### Supplied text ###

Public invited to have say on proximity of Kildare wind turbines to explosives factory

Maighne update

Niamh O'Donoghue niamh.odonoghue@leinsterleader.ie

Reporter:

Niamh O'Donoghue niamh.odonoghue@leinsterleader.ie

Public invited to have say on proximity of Kildare wind turbines to explosives factory

File photo of some of the Kildare protestors against wind farms at a national rally back in 2014

The public have until April 11 to make submissions on the proximity of proposed wind turbines to the explosives factory at Clonagh, Enfield.

In a surprise move, An Bord Pleanala has issued a new notice seeking submissions under the Major Accidents Directive and the Chemicals Act.

Kildare Environmental Awareness Group (KEAG) spokesperson, Sheila O'Brien said the group would be analysing the latest request before making further comment.

“It seems to be based on a European Directive and we have to look at all the information involved and KEAG will be making a submission,” she said.

She said members of the public could contact the group if they wanted to lodge their concerns.

An Bord Pleanala is currently assessing Element Power's plans to build 47 turbines in clusters across North West Kildare.

Almost 1,000 submissions were lodged and the company had an opportunity to respond. Then it was asked to offer further information on its proposed connection to the grid by the board.

### Given entries ###

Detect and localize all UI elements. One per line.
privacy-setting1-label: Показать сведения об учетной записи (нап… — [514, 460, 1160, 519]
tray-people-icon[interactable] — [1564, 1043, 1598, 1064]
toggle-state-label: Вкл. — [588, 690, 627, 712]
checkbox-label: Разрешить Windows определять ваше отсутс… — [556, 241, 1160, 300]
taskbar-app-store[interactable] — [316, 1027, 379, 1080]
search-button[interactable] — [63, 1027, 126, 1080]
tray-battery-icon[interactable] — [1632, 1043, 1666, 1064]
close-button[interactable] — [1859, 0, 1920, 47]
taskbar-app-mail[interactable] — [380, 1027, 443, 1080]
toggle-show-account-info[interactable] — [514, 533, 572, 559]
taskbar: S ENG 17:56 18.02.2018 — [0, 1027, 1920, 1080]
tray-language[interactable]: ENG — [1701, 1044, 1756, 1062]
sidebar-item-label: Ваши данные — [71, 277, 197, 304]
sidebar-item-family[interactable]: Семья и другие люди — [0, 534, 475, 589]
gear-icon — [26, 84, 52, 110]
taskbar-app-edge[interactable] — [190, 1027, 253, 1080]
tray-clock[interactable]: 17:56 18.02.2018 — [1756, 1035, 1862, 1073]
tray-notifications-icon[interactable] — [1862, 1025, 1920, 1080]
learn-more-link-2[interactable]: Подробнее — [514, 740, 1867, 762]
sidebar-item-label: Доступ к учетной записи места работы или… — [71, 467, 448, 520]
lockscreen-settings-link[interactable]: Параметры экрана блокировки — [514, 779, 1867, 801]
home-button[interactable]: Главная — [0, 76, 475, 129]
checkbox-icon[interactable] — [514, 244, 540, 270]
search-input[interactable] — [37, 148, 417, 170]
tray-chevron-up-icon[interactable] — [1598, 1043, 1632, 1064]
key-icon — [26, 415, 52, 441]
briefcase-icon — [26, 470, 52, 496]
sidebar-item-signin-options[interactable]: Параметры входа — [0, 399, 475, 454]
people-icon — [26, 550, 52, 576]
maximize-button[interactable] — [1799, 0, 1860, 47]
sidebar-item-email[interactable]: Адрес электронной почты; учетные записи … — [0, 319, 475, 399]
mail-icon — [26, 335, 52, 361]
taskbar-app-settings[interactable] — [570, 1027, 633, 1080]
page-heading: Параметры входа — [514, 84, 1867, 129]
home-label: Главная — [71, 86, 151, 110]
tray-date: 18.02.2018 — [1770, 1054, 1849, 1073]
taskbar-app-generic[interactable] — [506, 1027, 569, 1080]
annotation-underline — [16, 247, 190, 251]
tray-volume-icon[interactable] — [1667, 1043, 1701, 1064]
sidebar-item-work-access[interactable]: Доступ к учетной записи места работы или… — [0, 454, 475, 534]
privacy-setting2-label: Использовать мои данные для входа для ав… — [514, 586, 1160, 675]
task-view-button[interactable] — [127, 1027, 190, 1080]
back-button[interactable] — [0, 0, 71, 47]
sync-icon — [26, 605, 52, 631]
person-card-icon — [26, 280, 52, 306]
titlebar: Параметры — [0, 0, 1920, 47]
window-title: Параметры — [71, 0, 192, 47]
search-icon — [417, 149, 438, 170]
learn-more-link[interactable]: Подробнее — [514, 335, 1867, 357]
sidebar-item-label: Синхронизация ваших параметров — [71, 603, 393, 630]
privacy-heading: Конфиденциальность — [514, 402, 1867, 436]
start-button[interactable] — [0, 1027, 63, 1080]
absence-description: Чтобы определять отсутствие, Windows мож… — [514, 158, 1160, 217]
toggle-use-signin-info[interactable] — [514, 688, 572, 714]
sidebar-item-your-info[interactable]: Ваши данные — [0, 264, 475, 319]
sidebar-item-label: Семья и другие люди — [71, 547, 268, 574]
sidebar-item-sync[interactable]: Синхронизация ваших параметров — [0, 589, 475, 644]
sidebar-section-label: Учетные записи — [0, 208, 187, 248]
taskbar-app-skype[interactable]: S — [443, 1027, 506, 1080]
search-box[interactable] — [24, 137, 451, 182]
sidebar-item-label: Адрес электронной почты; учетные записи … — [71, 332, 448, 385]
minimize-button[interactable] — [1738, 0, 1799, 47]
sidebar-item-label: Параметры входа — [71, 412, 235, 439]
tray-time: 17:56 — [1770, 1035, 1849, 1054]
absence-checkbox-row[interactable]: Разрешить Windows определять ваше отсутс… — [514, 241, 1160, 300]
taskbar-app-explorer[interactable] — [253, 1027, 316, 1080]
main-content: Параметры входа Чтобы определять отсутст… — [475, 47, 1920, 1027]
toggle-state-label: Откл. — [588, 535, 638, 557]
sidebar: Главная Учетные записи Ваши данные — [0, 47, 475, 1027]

###

◆ **Problems and tasks**:
**1.** Summarize the article about the Kildare wind turbines in two sentences.
**2.** Write the next part of the Kildare wind turbine article, picking up after its final sentence.

◆ **Numbered responses**:
**1.** In a surprise move, An Bord Pleanala has issued a new notice under the Major Accidents Directive and the Chemicals Act, giving the public until April 11 to make submissions on how close proposed wind turbines would be to the explosives factory at Clonagh, Enfield. The Kildare Environmental Awareness Group says it will analyze the request and make a submission, while the board continues assessing Element Power's plans for 47 turbines in North West Kildare, which drew almost 1,000 submissions.

**2.**
It submitted that information. The board then decided not to hold an oral hearing and a decision was due by April 29.

That date could now be pushed out as the board will have to examine the submissions received on this aspect of the development, and then allow Element Power time to respond.

Cllr Padraig McEvoy (Ind), who is a member of Donadea Against Turbines, said he viewed the latest An Board Pleanala request as a means to validate the application in terms of its legal obligations.

Meanwhile, Element Power has refused to comment while the planning process is ongoing.

There had been a view that the decision not to hold an oral hearing indicated the board was happy with the information it had received from the various parties and was confident in making a decision.

Given the board's strenuous objection to a the Emlagh project embarked upon by Element Power in Meath, it was thought it could not give permission for the similar Maighne wind farm.

Since Emlagh was turned down, Element Power has resubmitted an application for a smaller 25 turbine project.